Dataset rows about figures
# # # # #
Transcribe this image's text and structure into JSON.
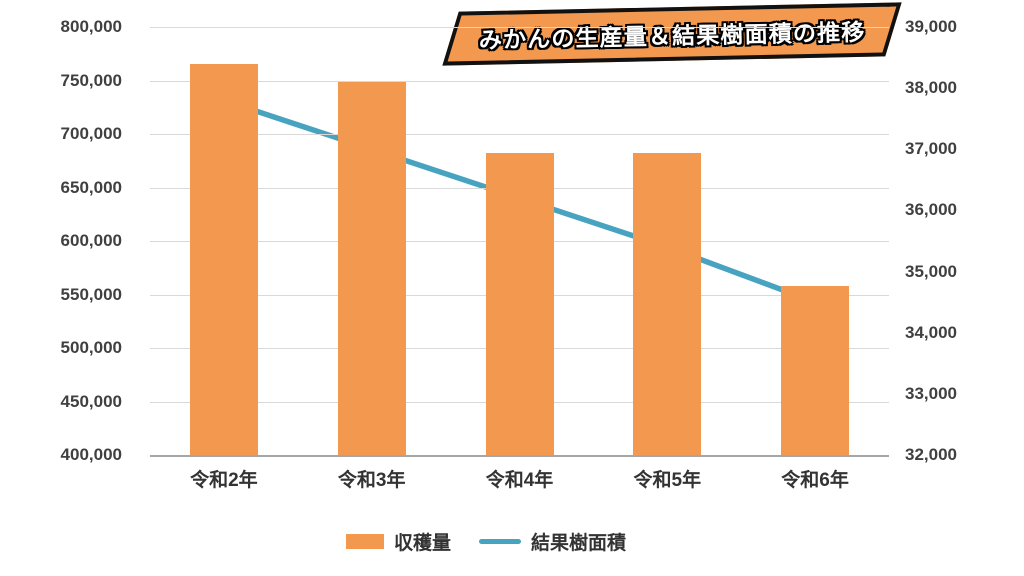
{
  "title": "みかんの生産量＆結果樹面積の推移",
  "colors": {
    "bar": "#F2984F",
    "line": "#47A3BF",
    "banner_bg": "#F2984F",
    "banner_border": "#111111",
    "grid": "#d9d9d9",
    "axis_line": "#a6a6a6",
    "axis_text": "#404040"
  },
  "legend": [
    {
      "label": "収穫量",
      "swatch": "bar"
    },
    {
      "label": "結果樹面積",
      "swatch": "line"
    }
  ],
  "chart_data": {
    "type": "bar+line combo",
    "title": "みかんの生産量＆結果樹面積の推移",
    "categories": [
      "令和2年",
      "令和3年",
      "令和4年",
      "令和5年",
      "令和6年"
    ],
    "series": [
      {
        "name": "収穫量",
        "type": "bar",
        "axis": "left",
        "color": "#F2984F",
        "values": [
          765000,
          749000,
          682000,
          682000,
          558000
        ]
      },
      {
        "name": "結果樹面積",
        "type": "line",
        "axis": "right",
        "color": "#47A3BF",
        "values": [
          37800,
          37000,
          36200,
          35400,
          34500
        ]
      }
    ],
    "left_axis": {
      "min": 400000,
      "max": 800000,
      "step": 50000,
      "tick_labels": [
        "800,000",
        "750,000",
        "700,000",
        "650,000",
        "600,000",
        "550,000",
        "500,000",
        "450,000",
        "400,000"
      ]
    },
    "right_axis": {
      "min": 32000,
      "max": 39000,
      "step": 1000,
      "tick_labels": [
        "39,000",
        "38,000",
        "37,000",
        "36,000",
        "35,000",
        "34,000",
        "33,000",
        "32,000"
      ]
    },
    "grid": true,
    "legend_position": "bottom"
  }
}
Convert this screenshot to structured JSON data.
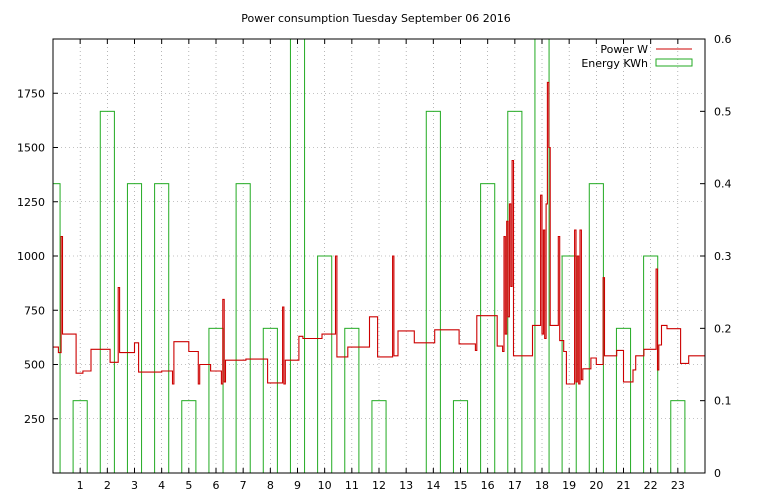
{
  "chart_data": {
    "type": "line",
    "title": "Power consumption Tuesday September 06 2016",
    "grid": true,
    "legend_position": "top-right",
    "x_axis": {
      "min": 0,
      "max": 24,
      "ticks": [
        1,
        2,
        3,
        4,
        5,
        6,
        7,
        8,
        9,
        10,
        11,
        12,
        13,
        14,
        15,
        16,
        17,
        18,
        19,
        20,
        21,
        22,
        23
      ]
    },
    "y_axis_left": {
      "min": 0,
      "max": 2000,
      "ticks": [
        250,
        500,
        750,
        1000,
        1250,
        1500,
        1750
      ]
    },
    "y_axis_right": {
      "min": 0,
      "max": 0.6,
      "ticks": [
        "0",
        "0.1",
        "0.2",
        "0.3",
        "0.4",
        "0.5",
        "0.6"
      ]
    },
    "colors": {
      "power": "#cc0000",
      "energy": "#22aa22",
      "grid": "#888888"
    },
    "series": [
      {
        "name": "Power W",
        "axis": "left",
        "style": "steps",
        "points": [
          [
            0.0,
            580
          ],
          [
            0.2,
            555
          ],
          [
            0.3,
            1090
          ],
          [
            0.35,
            640
          ],
          [
            0.85,
            460
          ],
          [
            1.1,
            470
          ],
          [
            1.4,
            570
          ],
          [
            2.1,
            510
          ],
          [
            2.4,
            855
          ],
          [
            2.45,
            555
          ],
          [
            3.0,
            600
          ],
          [
            3.15,
            465
          ],
          [
            4.0,
            470
          ],
          [
            4.4,
            410
          ],
          [
            4.45,
            605
          ],
          [
            5.0,
            560
          ],
          [
            5.35,
            410
          ],
          [
            5.4,
            500
          ],
          [
            5.8,
            470
          ],
          [
            6.2,
            410
          ],
          [
            6.25,
            800
          ],
          [
            6.3,
            420
          ],
          [
            6.35,
            520
          ],
          [
            7.1,
            525
          ],
          [
            7.9,
            415
          ],
          [
            8.45,
            765
          ],
          [
            8.5,
            410
          ],
          [
            8.55,
            520
          ],
          [
            9.05,
            630
          ],
          [
            9.2,
            620
          ],
          [
            9.9,
            640
          ],
          [
            10.4,
            1000
          ],
          [
            10.45,
            535
          ],
          [
            10.85,
            580
          ],
          [
            11.65,
            720
          ],
          [
            11.95,
            535
          ],
          [
            12.5,
            1000
          ],
          [
            12.55,
            540
          ],
          [
            12.7,
            655
          ],
          [
            13.3,
            600
          ],
          [
            14.05,
            660
          ],
          [
            14.95,
            595
          ],
          [
            15.55,
            565
          ],
          [
            15.6,
            725
          ],
          [
            16.35,
            585
          ],
          [
            16.55,
            560
          ],
          [
            16.6,
            1090
          ],
          [
            16.65,
            640
          ],
          [
            16.7,
            1160
          ],
          [
            16.75,
            720
          ],
          [
            16.8,
            1240
          ],
          [
            16.85,
            860
          ],
          [
            16.9,
            1440
          ],
          [
            16.95,
            540
          ],
          [
            17.65,
            680
          ],
          [
            17.95,
            1280
          ],
          [
            18.0,
            640
          ],
          [
            18.05,
            1120
          ],
          [
            18.1,
            620
          ],
          [
            18.15,
            1240
          ],
          [
            18.2,
            1800
          ],
          [
            18.25,
            1500
          ],
          [
            18.3,
            680
          ],
          [
            18.6,
            1090
          ],
          [
            18.65,
            610
          ],
          [
            18.8,
            560
          ],
          [
            18.9,
            410
          ],
          [
            19.2,
            1120
          ],
          [
            19.25,
            420
          ],
          [
            19.3,
            1000
          ],
          [
            19.35,
            410
          ],
          [
            19.4,
            1120
          ],
          [
            19.45,
            430
          ],
          [
            19.5,
            480
          ],
          [
            19.8,
            530
          ],
          [
            20.0,
            500
          ],
          [
            20.25,
            900
          ],
          [
            20.3,
            540
          ],
          [
            20.75,
            565
          ],
          [
            21.0,
            420
          ],
          [
            21.35,
            475
          ],
          [
            21.45,
            540
          ],
          [
            21.75,
            570
          ],
          [
            22.2,
            940
          ],
          [
            22.25,
            475
          ],
          [
            22.3,
            590
          ],
          [
            22.4,
            680
          ],
          [
            22.6,
            665
          ],
          [
            23.1,
            505
          ],
          [
            23.4,
            540
          ],
          [
            24.0,
            540
          ]
        ]
      },
      {
        "name": "Energy KWh",
        "axis": "right",
        "style": "bars",
        "hours": [
          0,
          1,
          2,
          3,
          4,
          5,
          6,
          7,
          8,
          9,
          10,
          11,
          12,
          13,
          14,
          15,
          16,
          17,
          18,
          19,
          20,
          21,
          22,
          23
        ],
        "values": [
          0.4,
          0.1,
          0.5,
          0.4,
          0.4,
          0.1,
          0.2,
          0.4,
          0.2,
          0.6,
          0.3,
          0.2,
          0.1,
          0.0,
          0.5,
          0.1,
          0.4,
          0.5,
          0.6,
          0.3,
          0.4,
          0.2,
          0.3,
          0.1
        ]
      }
    ]
  }
}
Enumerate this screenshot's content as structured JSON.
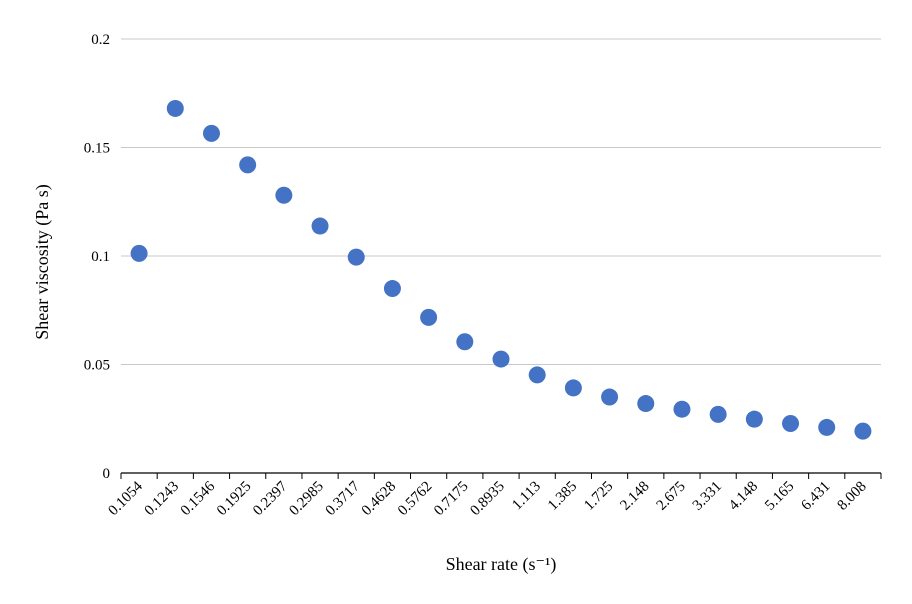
{
  "chart_data": {
    "type": "scatter",
    "xlabel": "Shear rate (s⁻¹)",
    "ylabel": "Shear viscosity (Pa s)",
    "categories": [
      "0.1054",
      "0.1243",
      "0.1546",
      "0.1925",
      "0.2397",
      "0.2985",
      "0.3717",
      "0.4628",
      "0.5762",
      "0.7175",
      "0.8935",
      "1.113",
      "1.385",
      "1.725",
      "2.148",
      "2.675",
      "3.331",
      "4.148",
      "5.165",
      "6.431",
      "8.008"
    ],
    "values": [
      0.1012,
      0.168,
      0.1565,
      0.142,
      0.128,
      0.1138,
      0.0995,
      0.085,
      0.0717,
      0.0605,
      0.0525,
      0.0452,
      0.0392,
      0.035,
      0.032,
      0.0294,
      0.027,
      0.0248,
      0.0228,
      0.021,
      0.0193
    ],
    "ylim": [
      0,
      0.2
    ],
    "yticks": [
      "0",
      "0.05",
      "0.1",
      "0.15",
      "0.2"
    ],
    "grid": true,
    "color": "#4472c4"
  }
}
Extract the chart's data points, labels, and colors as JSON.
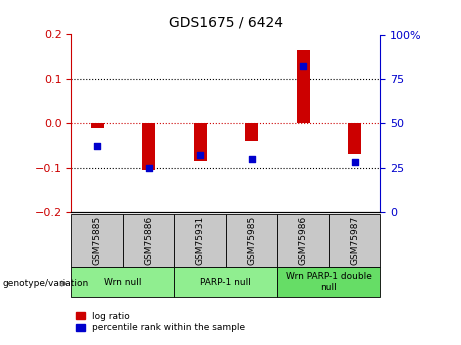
# # # # #
_What the task asks_
Find all lines with "this" in them and copy each one.

_Exercise solution_
Transcribe this image's text and structure into JSON.
Convert this screenshot to structured JSON data.
Enumerate this screenshot's content as structured JSON.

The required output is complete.